Problem to solve: Read the lines below. Copy out any that hold the string "创业要实".

Exercise material:
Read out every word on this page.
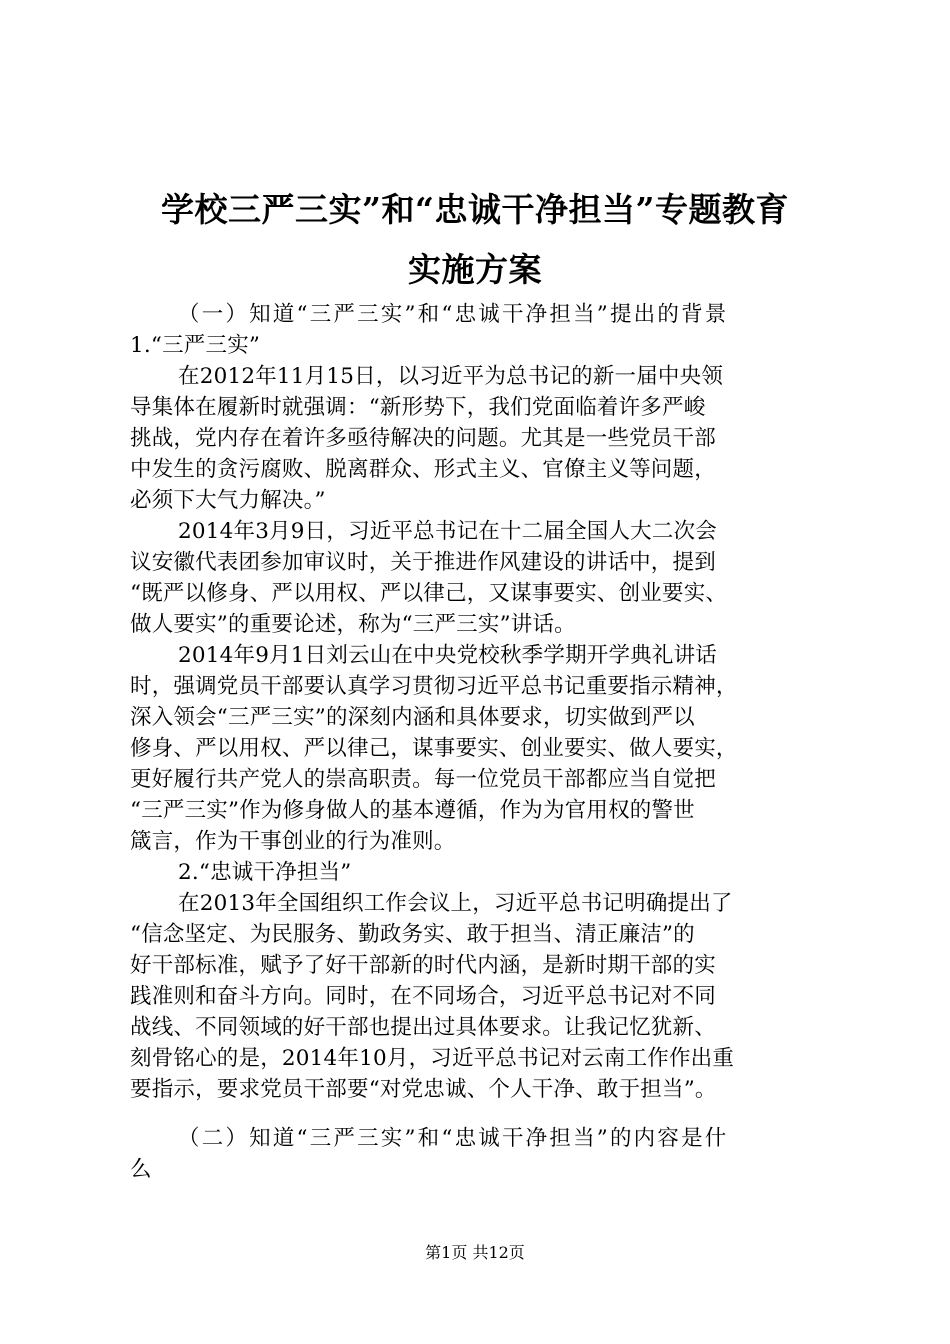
学校三严三实”和“忠诚干净担当”专题教育
实施方案

（一）知道“三严三实”和“忠诚干净担当”提出的背景

1.“三严三实”

在2012年11月15日，以习近平为总书记的新一届中央领

导集体在履新时就强调：“新形势下，我们党面临着许多严峻

挑战，党内存在着许多亟待解决的问题。尤其是一些党员干部

中发生的贪污腐败、脱离群众、形式主义、官僚主义等问题，

必须下大气力解决。”

2014年3月9日，习近平总书记在十二届全国人大二次会

议安徽代表团参加审议时，关于推进作风建设的讲话中，提到

“既严以修身、严以用权、严以律己，又谋事要实、创业要实、

做人要实”的重要论述，称为“三严三实”讲话。

2014年9月1日刘云山在中央党校秋季学期开学典礼讲话

时，强调党员干部要认真学习贯彻习近平总书记重要指示精神，

深入领会“三严三实”的深刻内涵和具体要求，切实做到严以

修身、严以用权、严以律己，谋事要实、创业要实、做人要实，

更好履行共产党人的崇高职责。每一位党员干部都应当自觉把

“三严三实”作为修身做人的基本遵循，作为为官用权的警世

箴言，作为干事创业的行为准则。

2.“忠诚干净担当”

在2013年全国组织工作会议上，习近平总书记明确提出了

“信念坚定、为民服务、勤政务实、敢于担当、清正廉洁”的

好干部标准，赋予了好干部新的时代内涵，是新时期干部的实

践准则和奋斗方向。同时，在不同场合，习近平总书记对不同

战线、不同领域的好干部也提出过具体要求。让我记忆犹新、

刻骨铭心的是，2014年10月，习近平总书记对云南工作作出重

要指示，要求党员干部要“对党忠诚、个人干净、敢于担当”。

（二）知道“三严三实”和“忠诚干净担当”的内容是什

么

第1页 共12页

Answer to this exercise:
“既严以修身、严以用权、严以律己，又谋事要实、创业要实、
修身、严以用权、严以律己，谋事要实、创业要实、做人要实，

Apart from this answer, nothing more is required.